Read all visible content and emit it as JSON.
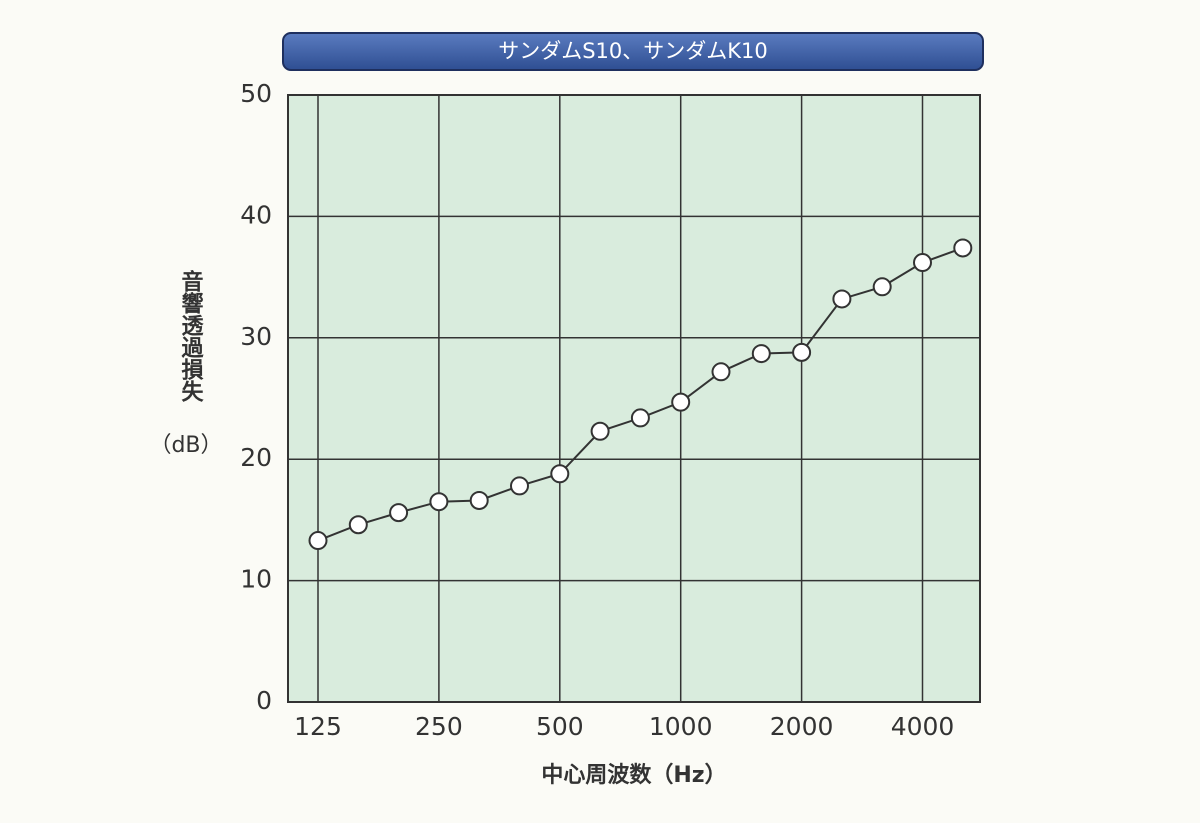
{
  "chart_data": {
    "type": "line",
    "title": "サンダムS10、サンダムK10",
    "y_label": "音響透過損失",
    "y_unit": "（dB）",
    "x_label": "中心周波数（Hz）",
    "categories": [
      "125",
      null,
      null,
      "250",
      null,
      null,
      "500",
      null,
      null,
      "1000",
      null,
      null,
      "2000",
      null,
      null,
      "4000",
      null
    ],
    "values": [
      13.3,
      14.6,
      15.6,
      16.5,
      16.6,
      17.8,
      18.8,
      22.3,
      23.4,
      24.7,
      27.2,
      28.7,
      28.8,
      33.2,
      34.2,
      36.2,
      37.4
    ],
    "color": "#333333",
    "ylim": [
      0,
      50
    ],
    "yticks": [
      0,
      10,
      20,
      30,
      40,
      50
    ],
    "grid": true
  }
}
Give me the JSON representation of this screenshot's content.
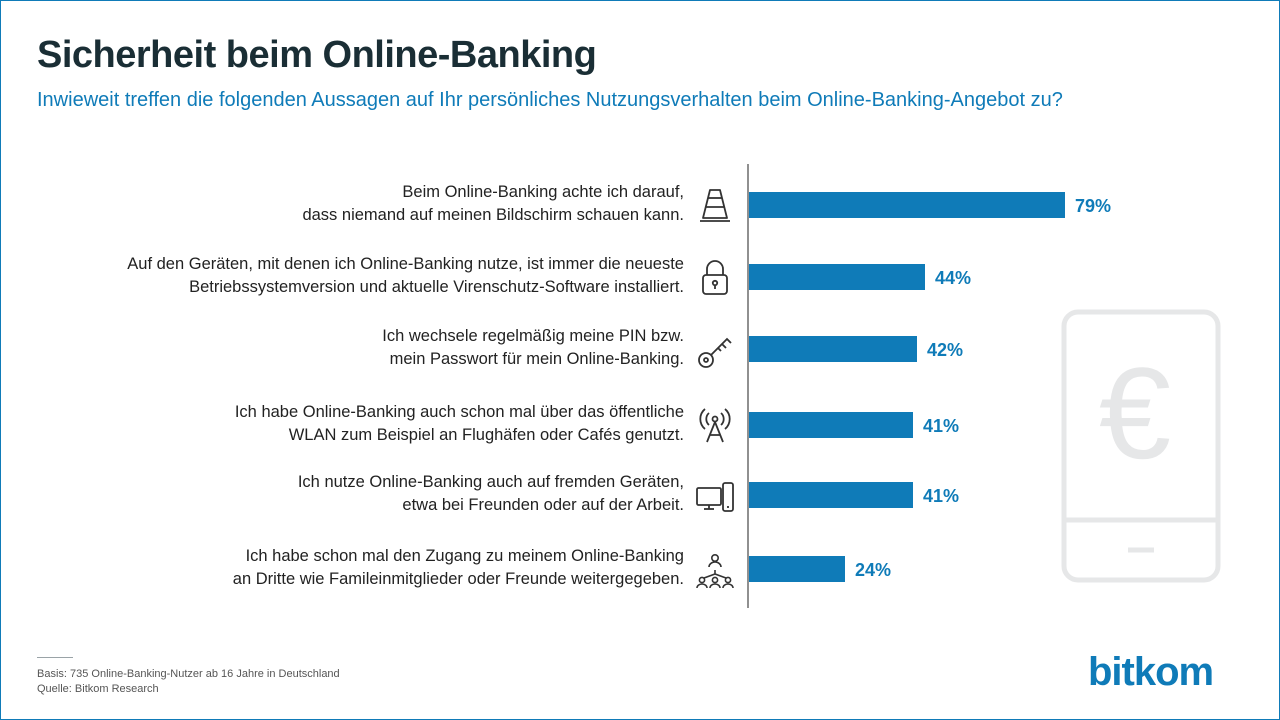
{
  "title": "Sicherheit beim Online-Banking",
  "subtitle": "Inwieweit treffen die folgenden Aussagen auf Ihr persönliches Nutzungsverhalten beim Online-Banking-Angebot zu?",
  "colors": {
    "accent": "#0f7bb8",
    "title": "#1a2e35",
    "watermark": "#e6e7e8"
  },
  "rows": [
    {
      "line1": "Beim Online-Banking achte ich darauf,",
      "line2": "dass niemand auf meinen Bildschirm schauen kann.",
      "icon": "traffic-cone-icon"
    },
    {
      "line1": "Auf den Geräten, mit denen ich Online-Banking nutze, ist immer die neueste",
      "line2": "Betriebssystemversion und aktuelle Virenschutz-Software installiert.",
      "icon": "padlock-icon"
    },
    {
      "line1": "Ich wechsele regelmäßig meine PIN bzw.",
      "line2": "mein Passwort für mein Online-Banking.",
      "icon": "key-icon"
    },
    {
      "line1": "Ich habe Online-Banking auch schon mal über das öffentliche",
      "line2": "WLAN zum Beispiel an Flughäfen oder Cafés genutzt.",
      "icon": "antenna-icon"
    },
    {
      "line1": "Ich nutze Online-Banking auch auf fremden Geräten,",
      "line2": "etwa bei Freunden oder auf der Arbeit.",
      "icon": "devices-icon"
    },
    {
      "line1": "Ich habe schon mal den Zugang zu meinem Online-Banking",
      "line2": "an Dritte wie Famileinmitglieder oder Freunde weitergegeben.",
      "icon": "people-network-icon"
    }
  ],
  "chart_data": {
    "type": "bar",
    "orientation": "horizontal",
    "categories": [
      "Beim Online-Banking achte ich darauf, dass niemand auf meinen Bildschirm schauen kann.",
      "Auf den Geräten, mit denen ich Online-Banking nutze, ist immer die neueste Betriebssystemversion und aktuelle Virenschutz-Software installiert.",
      "Ich wechsele regelmäßig meine PIN bzw. mein Passwort für mein Online-Banking.",
      "Ich habe Online-Banking auch schon mal über das öffentliche WLAN zum Beispiel an Flughäfen oder Cafés genutzt.",
      "Ich nutze Online-Banking auch auf fremden Geräten, etwa bei Freunden oder auf der Arbeit.",
      "Ich habe schon mal den Zugang zu meinem Online-Banking an Dritte wie Famileinmitglieder oder Freunde weitergegeben."
    ],
    "values": [
      79,
      44,
      42,
      41,
      41,
      24
    ],
    "value_labels": [
      "79%",
      "44%",
      "42%",
      "41%",
      "41%",
      "24%"
    ],
    "unit": "%",
    "grid": false,
    "legend": "none"
  },
  "watermark": {
    "symbol": "€",
    "icon": "smartphone-icon"
  },
  "footer": {
    "basis": "Basis: 735 Online-Banking-Nutzer ab 16 Jahre in Deutschland",
    "source": "Quelle: Bitkom Research"
  },
  "logo": "bitkom"
}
....................
■ Exercise ■
Without the pictures, extract every entry verbatim.

■ Response ■
Read all visible content and emit it as JSON.
{
  "chart_data": {
    "type": "line",
    "title": "サンダムS10、サンダムK10",
    "y_label": "音響透過損失",
    "y_unit": "（dB）",
    "x_label": "中心周波数（Hz）",
    "categories": [
      "125",
      null,
      null,
      "250",
      null,
      null,
      "500",
      null,
      null,
      "1000",
      null,
      null,
      "2000",
      null,
      null,
      "4000",
      null
    ],
    "values": [
      13.3,
      14.6,
      15.6,
      16.5,
      16.6,
      17.8,
      18.8,
      22.3,
      23.4,
      24.7,
      27.2,
      28.7,
      28.8,
      33.2,
      34.2,
      36.2,
      37.4
    ],
    "color": "#333333",
    "ylim": [
      0,
      50
    ],
    "yticks": [
      0,
      10,
      20,
      30,
      40,
      50
    ],
    "grid": true
  }
}
Give me the JSON representation of this screenshot's content.
{
  "title": "Sicherheit beim Online-Banking",
  "subtitle": "Inwieweit treffen die folgenden Aussagen auf Ihr persönliches Nutzungsverhalten beim Online-Banking-Angebot zu?",
  "colors": {
    "accent": "#0f7bb8",
    "title": "#1a2e35",
    "watermark": "#e6e7e8"
  },
  "rows": [
    {
      "line1": "Beim Online-Banking achte ich darauf,",
      "line2": "dass niemand auf meinen Bildschirm schauen kann.",
      "icon": "traffic-cone-icon"
    },
    {
      "line1": "Auf den Geräten, mit denen ich Online-Banking nutze, ist immer die neueste",
      "line2": "Betriebssystemversion und aktuelle Virenschutz-Software installiert.",
      "icon": "padlock-icon"
    },
    {
      "line1": "Ich wechsele regelmäßig meine PIN bzw.",
      "line2": "mein Passwort für mein Online-Banking.",
      "icon": "key-icon"
    },
    {
      "line1": "Ich habe Online-Banking auch schon mal über das öffentliche",
      "line2": "WLAN zum Beispiel an Flughäfen oder Cafés genutzt.",
      "icon": "antenna-icon"
    },
    {
      "line1": "Ich nutze Online-Banking auch auf fremden Geräten,",
      "line2": "etwa bei Freunden oder auf der Arbeit.",
      "icon": "devices-icon"
    },
    {
      "line1": "Ich habe schon mal den Zugang zu meinem Online-Banking",
      "line2": "an Dritte wie Famileinmitglieder oder Freunde weitergegeben.",
      "icon": "people-network-icon"
    }
  ],
  "chart_data": {
    "type": "bar",
    "orientation": "horizontal",
    "categories": [
      "Beim Online-Banking achte ich darauf, dass niemand auf meinen Bildschirm schauen kann.",
      "Auf den Geräten, mit denen ich Online-Banking nutze, ist immer die neueste Betriebssystemversion und aktuelle Virenschutz-Software installiert.",
      "Ich wechsele regelmäßig meine PIN bzw. mein Passwort für mein Online-Banking.",
      "Ich habe Online-Banking auch schon mal über das öffentliche WLAN zum Beispiel an Flughäfen oder Cafés genutzt.",
      "Ich nutze Online-Banking auch auf fremden Geräten, etwa bei Freunden oder auf der Arbeit.",
      "Ich habe schon mal den Zugang zu meinem Online-Banking an Dritte wie Famileinmitglieder oder Freunde weitergegeben."
    ],
    "values": [
      79,
      44,
      42,
      41,
      41,
      24
    ],
    "value_labels": [
      "79%",
      "44%",
      "42%",
      "41%",
      "41%",
      "24%"
    ],
    "unit": "%",
    "grid": false,
    "legend": "none"
  },
  "watermark": {
    "symbol": "€",
    "icon": "smartphone-icon"
  },
  "footer": {
    "basis": "Basis: 735 Online-Banking-Nutzer ab 16 Jahre in Deutschland",
    "source": "Quelle: Bitkom Research"
  },
  "logo": "bitkom"
}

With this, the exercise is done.